# Treść zadania:
Wyodrębnij z danych poniżej wszystkie wiersze, w których występuje ciąg znaków „with”.

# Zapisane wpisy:

+ + +

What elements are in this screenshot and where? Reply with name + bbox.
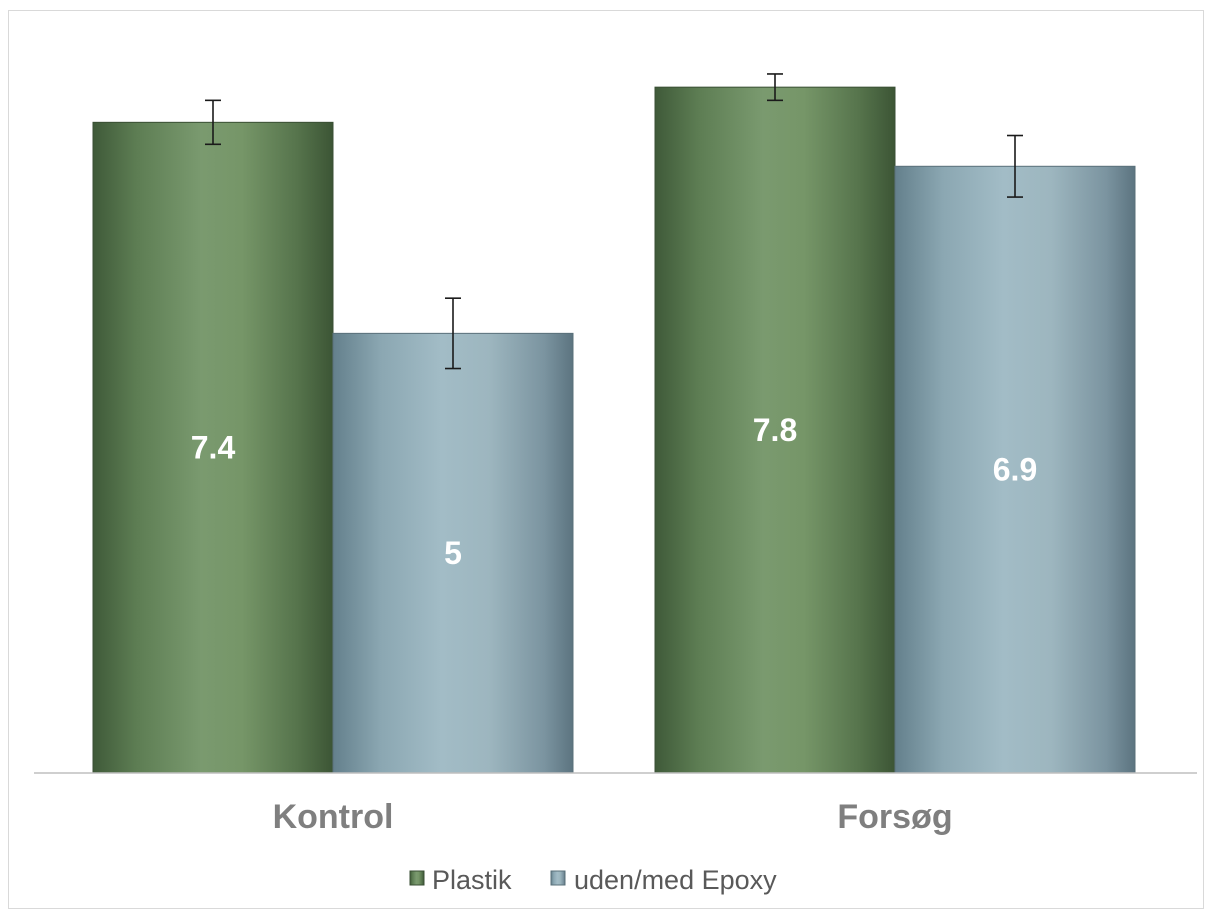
bar-plastik-kontrol (92, 121, 334, 774)
category-label-fors-g: Forsøg (837, 798, 952, 836)
category-label-kontrol: Kontrol (273, 798, 394, 836)
data-label-uden-med-epoxy-fors-g: 6.9 (993, 452, 1037, 488)
category-labels-layer: Kontrol Forsøg (273, 798, 953, 836)
legend-item-uden-med-epoxy: uden/med Epoxy (550, 865, 777, 895)
error-bar-plastik-fors-g (767, 73, 783, 102)
legend-swatch-plastik (409, 870, 425, 886)
data-label-uden-med-epoxy-kontrol: 5 (444, 535, 462, 571)
data-label-plastik-kontrol: 7.4 (191, 430, 236, 466)
error-bar-uden-med-epoxy-fors-g (1007, 134, 1023, 198)
data-labels-layer: 7.4 5 7.8 6.9 (191, 412, 1037, 571)
bar-uden-med-epoxy-fors-g (894, 165, 1136, 774)
legend-label-plastik: Plastik (432, 865, 512, 895)
error-bar-plastik-kontrol (205, 99, 221, 146)
bar-plastik-fors-g (654, 86, 896, 774)
data-label-plastik-fors-g: 7.8 (753, 412, 797, 448)
legend-label-uden-med-epoxy: uden/med Epoxy (574, 865, 777, 895)
error-bars-layer (205, 73, 1023, 370)
bars-layer (92, 86, 1136, 774)
legend: Plastik uden/med Epoxy (409, 865, 777, 895)
legend-item-plastik: Plastik (409, 865, 512, 895)
error-bar-uden-med-epoxy-kontrol (445, 297, 461, 370)
legend-swatch-uden-med-epoxy (550, 870, 566, 886)
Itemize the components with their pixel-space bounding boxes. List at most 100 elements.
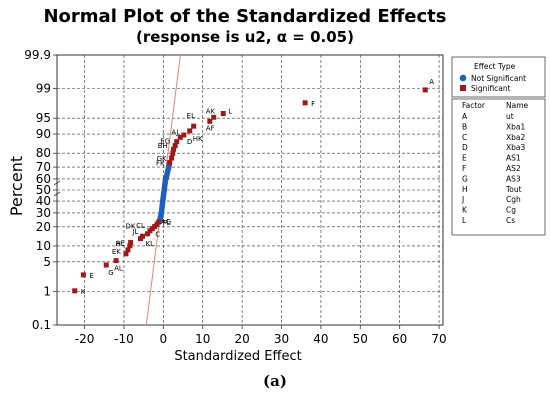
factor-name: Xba3 bbox=[506, 143, 525, 152]
x-tick-label: 60 bbox=[392, 332, 407, 346]
x-tick-label: 30 bbox=[274, 332, 289, 346]
point-label: CL bbox=[136, 222, 145, 230]
significant-point bbox=[422, 87, 428, 93]
significant-point bbox=[211, 114, 217, 120]
point-label: A bbox=[429, 78, 434, 86]
chart-title: Normal Plot of the Standardized Effects bbox=[43, 6, 446, 27]
significant-point bbox=[191, 123, 197, 129]
significant-point bbox=[127, 243, 133, 249]
factor-table-frame bbox=[451, 98, 546, 236]
point-label: H bbox=[116, 240, 121, 248]
point-label: EK bbox=[112, 248, 121, 256]
factor-code: H bbox=[462, 185, 468, 194]
factor-code: L bbox=[462, 216, 467, 225]
factor-name: AS3 bbox=[506, 174, 521, 183]
significant-point bbox=[177, 134, 183, 140]
point-label: F bbox=[311, 100, 315, 108]
factor-name: Cg bbox=[506, 206, 516, 215]
point-label: L bbox=[228, 108, 232, 116]
legend-frame bbox=[451, 56, 546, 98]
factor-code: E bbox=[462, 154, 467, 163]
x-tick-label: 50 bbox=[353, 332, 368, 346]
point-label: AJ bbox=[171, 128, 178, 136]
legend-title: Effect Type bbox=[474, 62, 516, 71]
significant-point bbox=[113, 258, 119, 264]
significant-point bbox=[72, 288, 78, 294]
point-label: EG bbox=[160, 138, 170, 146]
significant-point bbox=[167, 160, 173, 166]
factor-name: Cs bbox=[506, 216, 515, 225]
significant-point bbox=[123, 251, 129, 257]
factor-code: K bbox=[462, 206, 468, 215]
factor-name: AS1 bbox=[506, 154, 521, 163]
y-tick-label: 10 bbox=[36, 239, 51, 253]
grid-lines bbox=[57, 55, 443, 325]
factor-name: ut bbox=[506, 112, 514, 121]
chart-subtitle: (response is u2, α = 0.05) bbox=[136, 28, 354, 46]
point-label: FK bbox=[156, 160, 165, 168]
y-tick-label: 40 bbox=[36, 194, 51, 208]
y-axis-break bbox=[53, 180, 61, 186]
point-label: EL bbox=[187, 112, 195, 120]
y-tick-label: 20 bbox=[36, 220, 51, 234]
factor-header: Factor bbox=[462, 101, 486, 110]
point-label: JL bbox=[132, 228, 139, 236]
point-label: G bbox=[108, 269, 113, 277]
significant-point bbox=[156, 219, 162, 225]
factor-code: D bbox=[462, 143, 468, 152]
significant-point bbox=[172, 143, 178, 149]
point-label: GK bbox=[157, 155, 167, 163]
point-label: C bbox=[155, 231, 160, 239]
point-label: E bbox=[89, 272, 93, 280]
point-label: AF bbox=[206, 124, 215, 132]
significant-point bbox=[170, 150, 176, 156]
y-tick-label: 70 bbox=[36, 160, 51, 174]
y-tick-label: 90 bbox=[36, 127, 51, 141]
factor-name: Xba2 bbox=[506, 133, 525, 142]
significant-point bbox=[139, 233, 145, 239]
x-tick-label: 0 bbox=[160, 332, 168, 346]
point-label: HK bbox=[193, 135, 203, 143]
factor-code: A bbox=[462, 112, 468, 121]
x-tick-label: -10 bbox=[114, 332, 134, 346]
factor-code: G bbox=[462, 174, 468, 183]
point-label: D bbox=[187, 138, 192, 146]
y-tick-label: 60 bbox=[36, 172, 51, 186]
y-tick-label: 95 bbox=[36, 111, 51, 125]
significant-point bbox=[174, 139, 180, 145]
significant-point bbox=[302, 100, 308, 106]
point-label: AL bbox=[114, 265, 123, 273]
significant-point bbox=[220, 111, 226, 117]
point-label: FL bbox=[163, 219, 171, 227]
x-tick-label: 20 bbox=[234, 332, 249, 346]
point-label: AK bbox=[206, 107, 216, 115]
legend-not-significant-marker bbox=[459, 74, 467, 82]
legend-not-significant-label: Not Significant bbox=[471, 74, 526, 83]
x-tick-label: 40 bbox=[313, 332, 328, 346]
significant-point bbox=[171, 146, 177, 152]
x-axis-title: Standardized Effect bbox=[174, 349, 301, 364]
y-axis-title: Percent bbox=[7, 156, 26, 216]
y-tick-label: 1 bbox=[43, 285, 51, 299]
factor-code: F bbox=[462, 164, 466, 173]
significant-point bbox=[125, 247, 131, 253]
normal-probability-chart: Normal Plot of the Standardized Effects … bbox=[7, 6, 546, 364]
significant-point bbox=[187, 128, 193, 134]
y-tick-label: 50 bbox=[36, 183, 51, 197]
point-label: AE bbox=[116, 240, 125, 248]
point-label: AG bbox=[161, 218, 171, 226]
factor-name: Xba1 bbox=[506, 122, 525, 131]
x-tick-label: -20 bbox=[75, 332, 95, 346]
y-tick-label: 0.1 bbox=[32, 318, 51, 332]
legend-significant-label: Significant bbox=[471, 84, 511, 93]
significant-point bbox=[128, 239, 134, 245]
factor-code: J bbox=[461, 195, 464, 204]
x-axis-ticks: -20 -10 0 10 20 30 40 50 60 70 bbox=[75, 325, 447, 346]
name-header: Name bbox=[506, 101, 529, 110]
not-significant-points bbox=[157, 161, 173, 223]
legend-significant-marker bbox=[460, 85, 466, 91]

+ + +

# Odpowiedź:
What elements are in this screenshot and where? Reply with name + bbox.
Itemize the components with their pixel-space bounding boxes. List at most 100 elements.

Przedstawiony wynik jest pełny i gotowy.